SET PROBLEM:
Please give the listing again in its entirety, exactly as written.

Dataset excerpts:
+ + + +
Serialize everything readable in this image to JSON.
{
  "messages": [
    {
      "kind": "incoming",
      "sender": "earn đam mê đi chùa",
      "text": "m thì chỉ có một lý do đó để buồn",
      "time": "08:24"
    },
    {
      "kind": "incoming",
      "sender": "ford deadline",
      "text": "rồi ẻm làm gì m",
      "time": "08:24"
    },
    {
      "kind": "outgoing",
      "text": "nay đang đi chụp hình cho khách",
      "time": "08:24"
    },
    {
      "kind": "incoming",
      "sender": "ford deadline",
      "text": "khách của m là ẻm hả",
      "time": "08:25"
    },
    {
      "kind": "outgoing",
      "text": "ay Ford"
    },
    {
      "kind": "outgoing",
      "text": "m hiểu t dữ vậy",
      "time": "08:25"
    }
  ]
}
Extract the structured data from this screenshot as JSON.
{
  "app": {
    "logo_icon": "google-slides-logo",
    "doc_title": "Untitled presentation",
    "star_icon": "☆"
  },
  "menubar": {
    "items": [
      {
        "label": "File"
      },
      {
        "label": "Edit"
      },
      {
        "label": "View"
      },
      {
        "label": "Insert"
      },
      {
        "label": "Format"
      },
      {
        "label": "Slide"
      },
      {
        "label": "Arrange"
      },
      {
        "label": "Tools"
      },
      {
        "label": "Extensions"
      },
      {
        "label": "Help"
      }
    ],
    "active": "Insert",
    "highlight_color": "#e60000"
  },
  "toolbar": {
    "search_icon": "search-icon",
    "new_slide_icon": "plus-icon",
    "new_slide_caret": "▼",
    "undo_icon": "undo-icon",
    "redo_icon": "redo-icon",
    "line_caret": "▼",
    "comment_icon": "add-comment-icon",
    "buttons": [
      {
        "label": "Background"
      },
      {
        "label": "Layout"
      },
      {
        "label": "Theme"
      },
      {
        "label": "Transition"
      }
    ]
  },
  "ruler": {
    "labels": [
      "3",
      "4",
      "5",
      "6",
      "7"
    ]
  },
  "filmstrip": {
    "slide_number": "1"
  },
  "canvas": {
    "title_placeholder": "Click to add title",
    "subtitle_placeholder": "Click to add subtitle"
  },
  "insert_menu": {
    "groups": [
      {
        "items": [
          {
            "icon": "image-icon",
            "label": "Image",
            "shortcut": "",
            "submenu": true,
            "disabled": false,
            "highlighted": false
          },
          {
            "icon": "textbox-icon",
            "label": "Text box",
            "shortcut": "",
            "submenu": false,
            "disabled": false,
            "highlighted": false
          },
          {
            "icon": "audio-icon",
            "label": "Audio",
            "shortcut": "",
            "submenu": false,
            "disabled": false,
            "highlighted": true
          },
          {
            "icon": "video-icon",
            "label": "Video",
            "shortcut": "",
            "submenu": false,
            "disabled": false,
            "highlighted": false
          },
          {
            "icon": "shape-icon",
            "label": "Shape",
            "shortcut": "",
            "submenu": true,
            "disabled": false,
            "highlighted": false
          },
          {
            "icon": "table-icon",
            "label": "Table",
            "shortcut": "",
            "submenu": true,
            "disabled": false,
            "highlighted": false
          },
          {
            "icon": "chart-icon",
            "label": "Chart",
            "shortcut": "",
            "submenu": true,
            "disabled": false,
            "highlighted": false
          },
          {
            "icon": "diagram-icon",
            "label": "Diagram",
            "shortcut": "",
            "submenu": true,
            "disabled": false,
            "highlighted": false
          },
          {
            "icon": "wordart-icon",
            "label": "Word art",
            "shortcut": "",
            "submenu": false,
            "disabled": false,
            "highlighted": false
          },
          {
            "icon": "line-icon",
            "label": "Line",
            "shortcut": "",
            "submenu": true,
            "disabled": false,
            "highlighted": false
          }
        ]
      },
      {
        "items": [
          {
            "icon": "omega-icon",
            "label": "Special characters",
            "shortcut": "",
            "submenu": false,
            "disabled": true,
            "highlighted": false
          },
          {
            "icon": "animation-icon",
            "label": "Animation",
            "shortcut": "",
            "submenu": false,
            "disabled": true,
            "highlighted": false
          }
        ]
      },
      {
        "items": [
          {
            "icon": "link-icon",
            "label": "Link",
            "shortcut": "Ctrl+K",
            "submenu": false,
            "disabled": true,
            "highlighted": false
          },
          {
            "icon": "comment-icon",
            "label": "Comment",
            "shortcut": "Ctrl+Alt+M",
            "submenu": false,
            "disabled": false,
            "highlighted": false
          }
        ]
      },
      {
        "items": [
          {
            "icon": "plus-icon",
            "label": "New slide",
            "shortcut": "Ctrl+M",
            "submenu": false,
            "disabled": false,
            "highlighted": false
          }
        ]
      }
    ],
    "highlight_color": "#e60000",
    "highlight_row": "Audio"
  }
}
+ + + +
COMPLETED EXERCISE:
Serialize everything readable in this image to JSON.
{
  "messages": [
    {
      "kind": "incoming",
      "sender": "earn đam mê đi chùa",
      "text": "m thì chỉ có một lý do đó để buồn",
      "time": "08:24"
    },
    {
      "kind": "incoming",
      "sender": "ford deadline",
      "text": "rồi ẻm làm gì m",
      "time": "08:24"
    },
    {
      "kind": "outgoing",
      "text": "nay đang đi chụp hình cho khách",
      "time": "08:24"
    },
    {
      "kind": "incoming",
      "sender": "ford deadline",
      "text": "khách của m là ẻm hả",
      "time": "08:25"
    },
    {
      "kind": "outgoing",
      "text": "ay Ford"
    },
    {
      "kind": "outgoing",
      "text": "m hiểu t dữ vậy",
      "time": "08:25"
    }
  ]
}
Extract the structured data from this screenshot as JSON.
{
  "app": {
    "logo_icon": "google-slides-logo",
    "doc_title": "Untitled presentation",
    "star_icon": "☆"
  },
  "menubar": {
    "items": [
      {
        "label": "File"
      },
      {
        "label": "Edit"
      },
      {
        "label": "View"
      },
      {
        "label": "Insert"
      },
      {
        "label": "Format"
      },
      {
        "label": "Slide"
      },
      {
        "label": "Arrange"
      },
      {
        "label": "Tools"
      },
      {
        "label": "Extensions"
      },
      {
        "label": "Help"
      }
    ],
    "active": "Insert",
    "highlight_color": "#e60000"
  },
  "toolbar": {
    "search_icon": "search-icon",
    "new_slide_icon": "plus-icon",
    "new_slide_caret": "▼",
    "undo_icon": "undo-icon",
    "redo_icon": "redo-icon",
    "line_caret": "▼",
    "comment_icon": "add-comment-icon",
    "buttons": [
      {
        "label": "Background"
      },
      {
        "label": "Layout"
      },
      {
        "label": "Theme"
      },
      {
        "label": "Transition"
      }
    ]
  },
  "ruler": {
    "labels": [
      "3",
      "4",
      "5",
      "6",
      "7"
    ]
  },
  "filmstrip": {
    "slide_number": "1"
  },
  "canvas": {
    "title_placeholder": "Click to add title",
    "subtitle_placeholder": "Click to add subtitle"
  },
  "insert_menu": {
    "groups": [
      {
        "items": [
          {
            "icon": "image-icon",
            "label": "Image",
            "shortcut": "",
            "submenu": true,
            "disabled": false,
            "highlighted": false
          },
          {
            "icon": "textbox-icon",
            "label": "Text box",
            "shortcut": "",
            "submenu": false,
            "disabled": false,
            "highlighted": false
          },
          {
            "icon": "audio-icon",
            "label": "Audio",
            "shortcut": "",
            "submenu": false,
            "disabled": false,
            "highlighted": true
          },
          {
            "icon": "video-icon",
            "label": "Video",
            "shortcut": "",
            "submenu": false,
            "disabled": false,
            "highlighted": false
          },
          {
            "icon": "shape-icon",
            "label": "Shape",
            "shortcut": "",
            "submenu": true,
            "disabled": false,
            "highlighted": false
          },
          {
            "icon": "table-icon",
            "label": "Table",
            "shortcut": "",
            "submenu": true,
            "disabled": false,
            "highlighted": false
          },
          {
            "icon": "chart-icon",
            "label": "Chart",
            "shortcut": "",
            "submenu": true,
            "disabled": false,
            "highlighted": false
          },
          {
            "icon": "diagram-icon",
            "label": "Diagram",
            "shortcut": "",
            "submenu": true,
            "disabled": false,
            "highlighted": false
          },
          {
            "icon": "wordart-icon",
            "label": "Word art",
            "shortcut": "",
            "submenu": false,
            "disabled": false,
            "highlighted": false
          },
          {
            "icon": "line-icon",
            "label": "Line",
            "shortcut": "",
            "submenu": true,
            "disabled": false,
            "highlighted": false
          }
        ]
      },
      {
        "items": [
          {
            "icon": "omega-icon",
            "label": "Special characters",
            "shortcut": "",
            "submenu": false,
            "disabled": true,
            "highlighted": false
          },
          {
            "icon": "animation-icon",
            "label": "Animation",
            "shortcut": "",
            "submenu": false,
            "disabled": true,
            "highlighted": false
          }
        ]
      },
      {
        "items": [
          {
            "icon": "link-icon",
            "label": "Link",
            "shortcut": "Ctrl+K",
            "submenu": false,
            "disabled": true,
            "highlighted": false
          },
          {
            "icon": "comment-icon",
            "label": "Comment",
            "shortcut": "Ctrl+Alt+M",
            "submenu": false,
            "disabled": false,
            "highlighted": false
          }
        ]
      },
      {
        "items": [
          {
            "icon": "plus-icon",
            "label": "New slide",
            "shortcut": "Ctrl+M",
            "submenu": false,
            "disabled": false,
            "highlighted": false
          }
        ]
      }
    ],
    "highlight_color": "#e60000",
    "highlight_row": "Audio"
  }
}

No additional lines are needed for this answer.